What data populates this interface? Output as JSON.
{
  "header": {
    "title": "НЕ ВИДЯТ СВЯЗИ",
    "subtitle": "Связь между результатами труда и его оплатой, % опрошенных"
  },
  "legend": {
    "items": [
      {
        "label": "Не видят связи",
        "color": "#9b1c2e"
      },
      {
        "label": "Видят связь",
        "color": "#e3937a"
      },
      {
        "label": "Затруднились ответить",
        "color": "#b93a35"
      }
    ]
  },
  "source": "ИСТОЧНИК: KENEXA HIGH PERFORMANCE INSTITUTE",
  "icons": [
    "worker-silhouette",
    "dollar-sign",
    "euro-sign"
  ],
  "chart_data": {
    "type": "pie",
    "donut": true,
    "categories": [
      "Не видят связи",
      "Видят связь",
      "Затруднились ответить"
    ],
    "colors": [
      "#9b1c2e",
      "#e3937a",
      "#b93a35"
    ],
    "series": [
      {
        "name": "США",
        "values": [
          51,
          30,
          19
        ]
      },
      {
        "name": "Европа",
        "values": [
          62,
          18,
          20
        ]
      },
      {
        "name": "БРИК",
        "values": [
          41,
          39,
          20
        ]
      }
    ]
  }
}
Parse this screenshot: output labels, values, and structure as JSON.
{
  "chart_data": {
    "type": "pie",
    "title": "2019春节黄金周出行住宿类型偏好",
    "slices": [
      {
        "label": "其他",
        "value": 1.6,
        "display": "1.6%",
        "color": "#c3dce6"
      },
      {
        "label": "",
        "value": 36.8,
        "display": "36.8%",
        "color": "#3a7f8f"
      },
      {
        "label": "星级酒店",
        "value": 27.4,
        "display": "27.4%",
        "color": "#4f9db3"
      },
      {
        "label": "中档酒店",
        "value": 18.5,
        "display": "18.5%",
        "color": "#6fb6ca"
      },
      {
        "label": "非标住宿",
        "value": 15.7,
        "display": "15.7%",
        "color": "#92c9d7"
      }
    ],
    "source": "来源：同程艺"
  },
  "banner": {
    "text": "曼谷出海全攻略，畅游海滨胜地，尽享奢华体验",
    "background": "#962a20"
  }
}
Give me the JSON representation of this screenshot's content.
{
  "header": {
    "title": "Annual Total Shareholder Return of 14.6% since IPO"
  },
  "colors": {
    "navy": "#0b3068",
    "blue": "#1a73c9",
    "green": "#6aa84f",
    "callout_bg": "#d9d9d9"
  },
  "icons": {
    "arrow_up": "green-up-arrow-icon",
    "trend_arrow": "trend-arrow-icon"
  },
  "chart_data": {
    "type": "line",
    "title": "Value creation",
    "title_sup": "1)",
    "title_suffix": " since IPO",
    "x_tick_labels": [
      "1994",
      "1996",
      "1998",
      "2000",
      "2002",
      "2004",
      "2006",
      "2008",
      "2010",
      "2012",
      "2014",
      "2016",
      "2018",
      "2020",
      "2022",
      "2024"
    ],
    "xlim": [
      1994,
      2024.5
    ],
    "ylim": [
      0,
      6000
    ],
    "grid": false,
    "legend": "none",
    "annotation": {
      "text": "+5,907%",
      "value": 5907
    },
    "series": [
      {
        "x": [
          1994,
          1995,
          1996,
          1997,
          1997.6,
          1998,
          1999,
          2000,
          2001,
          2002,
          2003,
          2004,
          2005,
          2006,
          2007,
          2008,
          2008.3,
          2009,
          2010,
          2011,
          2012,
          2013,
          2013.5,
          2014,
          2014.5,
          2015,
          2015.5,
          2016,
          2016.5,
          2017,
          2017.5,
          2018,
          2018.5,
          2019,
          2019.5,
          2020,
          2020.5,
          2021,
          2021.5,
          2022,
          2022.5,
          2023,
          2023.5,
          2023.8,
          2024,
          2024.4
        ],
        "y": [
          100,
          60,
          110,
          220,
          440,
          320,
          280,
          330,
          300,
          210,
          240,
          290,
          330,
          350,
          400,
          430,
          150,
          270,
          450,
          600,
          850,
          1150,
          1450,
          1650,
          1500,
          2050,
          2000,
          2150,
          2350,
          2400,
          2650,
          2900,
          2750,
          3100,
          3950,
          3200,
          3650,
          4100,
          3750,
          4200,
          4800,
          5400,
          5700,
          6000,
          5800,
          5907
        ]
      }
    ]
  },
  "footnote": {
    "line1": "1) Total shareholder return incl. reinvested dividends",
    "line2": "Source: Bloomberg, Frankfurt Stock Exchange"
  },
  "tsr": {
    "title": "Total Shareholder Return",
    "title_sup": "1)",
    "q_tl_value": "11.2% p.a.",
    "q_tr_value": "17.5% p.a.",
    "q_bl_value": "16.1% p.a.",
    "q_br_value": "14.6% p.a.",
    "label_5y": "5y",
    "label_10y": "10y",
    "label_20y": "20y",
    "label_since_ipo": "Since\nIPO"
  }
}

______________________________

EXERCISE REQUIREMENTS: Write the entries again, exactly as they stand.

FULL SOLUTION:
What data populates this interface? Output as JSON.
{
  "header": {
    "title": "НЕ ВИДЯТ СВЯЗИ",
    "subtitle": "Связь между результатами труда и его оплатой, % опрошенных"
  },
  "legend": {
    "items": [
      {
        "label": "Не видят связи",
        "color": "#9b1c2e"
      },
      {
        "label": "Видят связь",
        "color": "#e3937a"
      },
      {
        "label": "Затруднились ответить",
        "color": "#b93a35"
      }
    ]
  },
  "source": "ИСТОЧНИК: KENEXA HIGH PERFORMANCE INSTITUTE",
  "icons": [
    "worker-silhouette",
    "dollar-sign",
    "euro-sign"
  ],
  "chart_data": {
    "type": "pie",
    "donut": true,
    "categories": [
      "Не видят связи",
      "Видят связь",
      "Затруднились ответить"
    ],
    "colors": [
      "#9b1c2e",
      "#e3937a",
      "#b93a35"
    ],
    "series": [
      {
        "name": "США",
        "values": [
          51,
          30,
          19
        ]
      },
      {
        "name": "Европа",
        "values": [
          62,
          18,
          20
        ]
      },
      {
        "name": "БРИК",
        "values": [
          41,
          39,
          20
        ]
      }
    ]
  }
}
Parse this screenshot: output labels, values, and structure as JSON.
{
  "chart_data": {
    "type": "pie",
    "title": "2019春节黄金周出行住宿类型偏好",
    "slices": [
      {
        "label": "其他",
        "value": 1.6,
        "display": "1.6%",
        "color": "#c3dce6"
      },
      {
        "label": "",
        "value": 36.8,
        "display": "36.8%",
        "color": "#3a7f8f"
      },
      {
        "label": "星级酒店",
        "value": 27.4,
        "display": "27.4%",
        "color": "#4f9db3"
      },
      {
        "label": "中档酒店",
        "value": 18.5,
        "display": "18.5%",
        "color": "#6fb6ca"
      },
      {
        "label": "非标住宿",
        "value": 15.7,
        "display": "15.7%",
        "color": "#92c9d7"
      }
    ],
    "source": "来源：同程艺"
  },
  "banner": {
    "text": "曼谷出海全攻略，畅游海滨胜地，尽享奢华体验",
    "background": "#962a20"
  }
}
Give me the JSON representation of this screenshot's content.
{
  "header": {
    "title": "Annual Total Shareholder Return of 14.6% since IPO"
  },
  "colors": {
    "navy": "#0b3068",
    "blue": "#1a73c9",
    "green": "#6aa84f",
    "callout_bg": "#d9d9d9"
  },
  "icons": {
    "arrow_up": "green-up-arrow-icon",
    "trend_arrow": "trend-arrow-icon"
  },
  "chart_data": {
    "type": "line",
    "title": "Value creation",
    "title_sup": "1)",
    "title_suffix": " since IPO",
    "x_tick_labels": [
      "1994",
      "1996",
      "1998",
      "2000",
      "2002",
      "2004",
      "2006",
      "2008",
      "2010",
      "2012",
      "2014",
      "2016",
      "2018",
      "2020",
      "2022",
      "2024"
    ],
    "xlim": [
      1994,
      2024.5
    ],
    "ylim": [
      0,
      6000
    ],
    "grid": false,
    "legend": "none",
    "annotation": {
      "text": "+5,907%",
      "value": 5907
    },
    "series": [
      {
        "x": [
          1994,
          1995,
          1996,
          1997,
          1997.6,
          1998,
          1999,
          2000,
          2001,
          2002,
          2003,
          2004,
          2005,
          2006,
          2007,
          2008,
          2008.3,
          2009,
          2010,
          2011,
          2012,
          2013,
          2013.5,
          2014,
          2014.5,
          2015,
          2015.5,
          2016,
          2016.5,
          2017,
          2017.5,
          2018,
          2018.5,
          2019,
          2019.5,
          2020,
          2020.5,
          2021,
          2021.5,
          2022,
          2022.5,
          2023,
          2023.5,
          2023.8,
          2024,
          2024.4
        ],
        "y": [
          100,
          60,
          110,
          220,
          440,
          320,
          280,
          330,
          300,
          210,
          240,
          290,
          330,
          350,
          400,
          430,
          150,
          270,
          450,
          600,
          850,
          1150,
          1450,
          1650,
          1500,
          2050,
          2000,
          2150,
          2350,
          2400,
          2650,
          2900,
          2750,
          3100,
          3950,
          3200,
          3650,
          4100,
          3750,
          4200,
          4800,
          5400,
          5700,
          6000,
          5800,
          5907
        ]
      }
    ]
  },
  "footnote": {
    "line1": "1) Total shareholder return incl. reinvested dividends",
    "line2": "Source: Bloomberg, Frankfurt Stock Exchange"
  },
  "tsr": {
    "title": "Total Shareholder Return",
    "title_sup": "1)",
    "q_tl_value": "11.2% p.a.",
    "q_tr_value": "17.5% p.a.",
    "q_bl_value": "16.1% p.a.",
    "q_br_value": "14.6% p.a.",
    "label_5y": "5y",
    "label_10y": "10y",
    "label_20y": "20y",
    "label_since_ipo": "Since\nIPO"
  }
}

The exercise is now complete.